**GIVEN PROBLEM**
All of the data should be output character for character, except the pictures.

(Figure dataset records)
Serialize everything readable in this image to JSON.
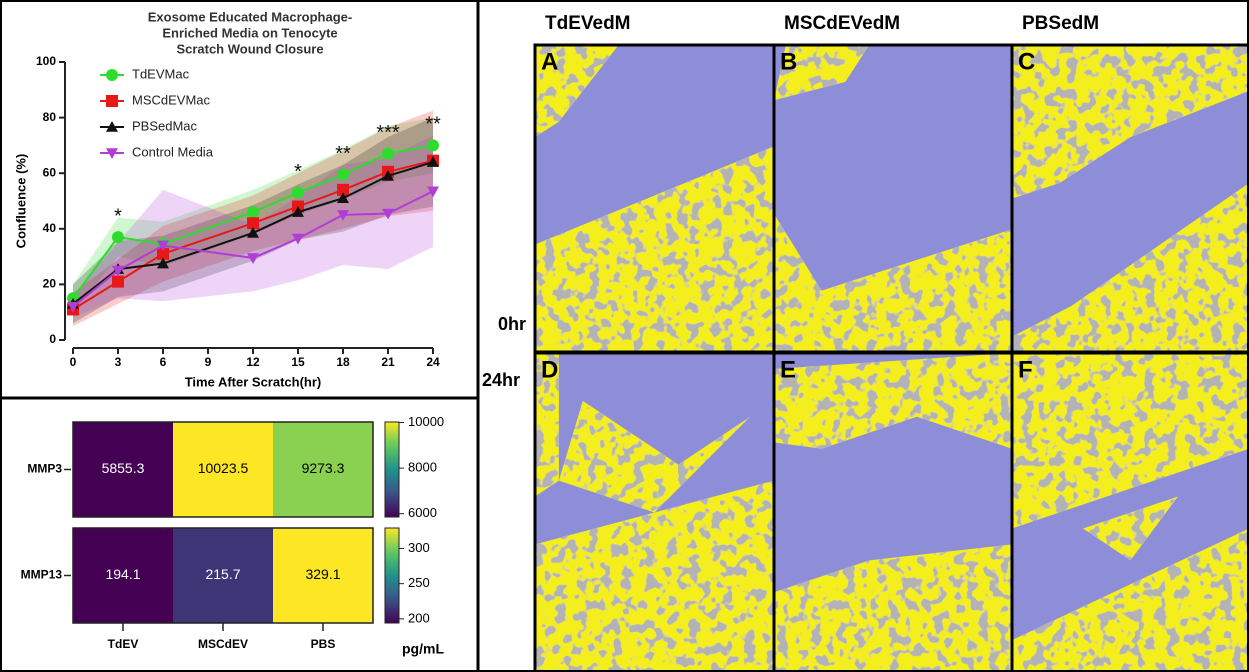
{
  "chart_data": [
    {
      "type": "line",
      "title": [
        "Exosome Educated Macrophage-",
        "Enriched  Media on Tenocyte",
        "Scratch Wound Closure"
      ],
      "x_label": "Time After Scratch(hr)",
      "y_label": "Confluence (%)",
      "x": [
        0,
        3,
        6,
        12,
        15,
        18,
        21,
        24
      ],
      "xlim": [
        0,
        24
      ],
      "xticks": [
        0,
        3,
        6,
        9,
        12,
        15,
        18,
        21,
        24
      ],
      "ylim": [
        0,
        100
      ],
      "yticks": [
        0,
        20,
        40,
        60,
        80,
        100
      ],
      "legend": "upper-left",
      "series": [
        {
          "name": "TdEVMac",
          "color": "#2ddc2d",
          "marker": "circle",
          "values": [
            15,
            37,
            34.5,
            46,
            53,
            59.5,
            67,
            70
          ],
          "errors": [
            5,
            7,
            8,
            8,
            8,
            9,
            10,
            10
          ]
        },
        {
          "name": "MSCdEVMac",
          "color": "#e81818",
          "marker": "square",
          "values": [
            11,
            21,
            31,
            42,
            48,
            54,
            60.5,
            64.5
          ],
          "errors": [
            6,
            8,
            10,
            10,
            12,
            14,
            16,
            18
          ]
        },
        {
          "name": "PBSedMac",
          "color": "#111111",
          "marker": "triangle-up",
          "values": [
            13,
            25.5,
            27.5,
            38.5,
            46,
            51,
            59,
            64
          ],
          "errors": [
            7,
            10,
            10,
            10,
            10,
            12,
            14,
            16
          ]
        },
        {
          "name": "Control Media",
          "color": "#b23cd8",
          "marker": "triangle-down",
          "values": [
            12,
            25,
            34,
            29.5,
            36.5,
            45,
            45.5,
            53.5
          ],
          "errors": [
            4,
            10,
            20,
            12,
            15,
            18,
            20,
            20
          ]
        }
      ],
      "annotations": [
        {
          "x": 3,
          "text": "*"
        },
        {
          "x": 15,
          "text": "*"
        },
        {
          "x": 18,
          "text": "**"
        },
        {
          "x": 21,
          "text": "***"
        },
        {
          "x": 24,
          "text": "**"
        }
      ]
    },
    {
      "type": "heatmap",
      "columns": [
        "TdEV",
        "MSCdEV",
        "PBS"
      ],
      "rows": [
        "MMP3",
        "MMP13"
      ],
      "values": [
        [
          5855.3,
          10023.5,
          9273.3
        ],
        [
          194.1,
          215.7,
          329.1
        ]
      ],
      "colorbar_label": "pg/mL",
      "colorbars": [
        {
          "zlim": [
            5855.3,
            10023.5
          ],
          "ticks": [
            6000,
            8000,
            10000
          ]
        },
        {
          "zlim": [
            194.1,
            329.1
          ],
          "ticks": [
            200,
            250,
            300
          ]
        }
      ]
    }
  ],
  "image_grid": {
    "columns": [
      "TdEVedM",
      "MSCdEVedM",
      "PBSedM"
    ],
    "rows": [
      "0hr",
      "24hr"
    ],
    "panels": [
      [
        "A",
        "B",
        "C"
      ],
      [
        "D",
        "E",
        "F"
      ]
    ]
  }
}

**EXERCISE ANSWER**
Serialize everything readable in this image to JSON.
{
  "chart_data": [
    {
      "type": "line",
      "title": [
        "Exosome Educated Macrophage-",
        "Enriched  Media on Tenocyte",
        "Scratch Wound Closure"
      ],
      "x_label": "Time After Scratch(hr)",
      "y_label": "Confluence (%)",
      "x": [
        0,
        3,
        6,
        12,
        15,
        18,
        21,
        24
      ],
      "xlim": [
        0,
        24
      ],
      "xticks": [
        0,
        3,
        6,
        9,
        12,
        15,
        18,
        21,
        24
      ],
      "ylim": [
        0,
        100
      ],
      "yticks": [
        0,
        20,
        40,
        60,
        80,
        100
      ],
      "legend": "upper-left",
      "series": [
        {
          "name": "TdEVMac",
          "color": "#2ddc2d",
          "marker": "circle",
          "values": [
            15,
            37,
            34.5,
            46,
            53,
            59.5,
            67,
            70
          ],
          "errors": [
            5,
            7,
            8,
            8,
            8,
            9,
            10,
            10
          ]
        },
        {
          "name": "MSCdEVMac",
          "color": "#e81818",
          "marker": "square",
          "values": [
            11,
            21,
            31,
            42,
            48,
            54,
            60.5,
            64.5
          ],
          "errors": [
            6,
            8,
            10,
            10,
            12,
            14,
            16,
            18
          ]
        },
        {
          "name": "PBSedMac",
          "color": "#111111",
          "marker": "triangle-up",
          "values": [
            13,
            25.5,
            27.5,
            38.5,
            46,
            51,
            59,
            64
          ],
          "errors": [
            7,
            10,
            10,
            10,
            10,
            12,
            14,
            16
          ]
        },
        {
          "name": "Control Media",
          "color": "#b23cd8",
          "marker": "triangle-down",
          "values": [
            12,
            25,
            34,
            29.5,
            36.5,
            45,
            45.5,
            53.5
          ],
          "errors": [
            4,
            10,
            20,
            12,
            15,
            18,
            20,
            20
          ]
        }
      ],
      "annotations": [
        {
          "x": 3,
          "text": "*"
        },
        {
          "x": 15,
          "text": "*"
        },
        {
          "x": 18,
          "text": "**"
        },
        {
          "x": 21,
          "text": "***"
        },
        {
          "x": 24,
          "text": "**"
        }
      ]
    },
    {
      "type": "heatmap",
      "columns": [
        "TdEV",
        "MSCdEV",
        "PBS"
      ],
      "rows": [
        "MMP3",
        "MMP13"
      ],
      "values": [
        [
          5855.3,
          10023.5,
          9273.3
        ],
        [
          194.1,
          215.7,
          329.1
        ]
      ],
      "colorbar_label": "pg/mL",
      "colorbars": [
        {
          "zlim": [
            5855.3,
            10023.5
          ],
          "ticks": [
            6000,
            8000,
            10000
          ]
        },
        {
          "zlim": [
            194.1,
            329.1
          ],
          "ticks": [
            200,
            250,
            300
          ]
        }
      ]
    }
  ],
  "image_grid": {
    "columns": [
      "TdEVedM",
      "MSCdEVedM",
      "PBSedM"
    ],
    "rows": [
      "0hr",
      "24hr"
    ],
    "panels": [
      [
        "A",
        "B",
        "C"
      ],
      [
        "D",
        "E",
        "F"
      ]
    ]
  }
}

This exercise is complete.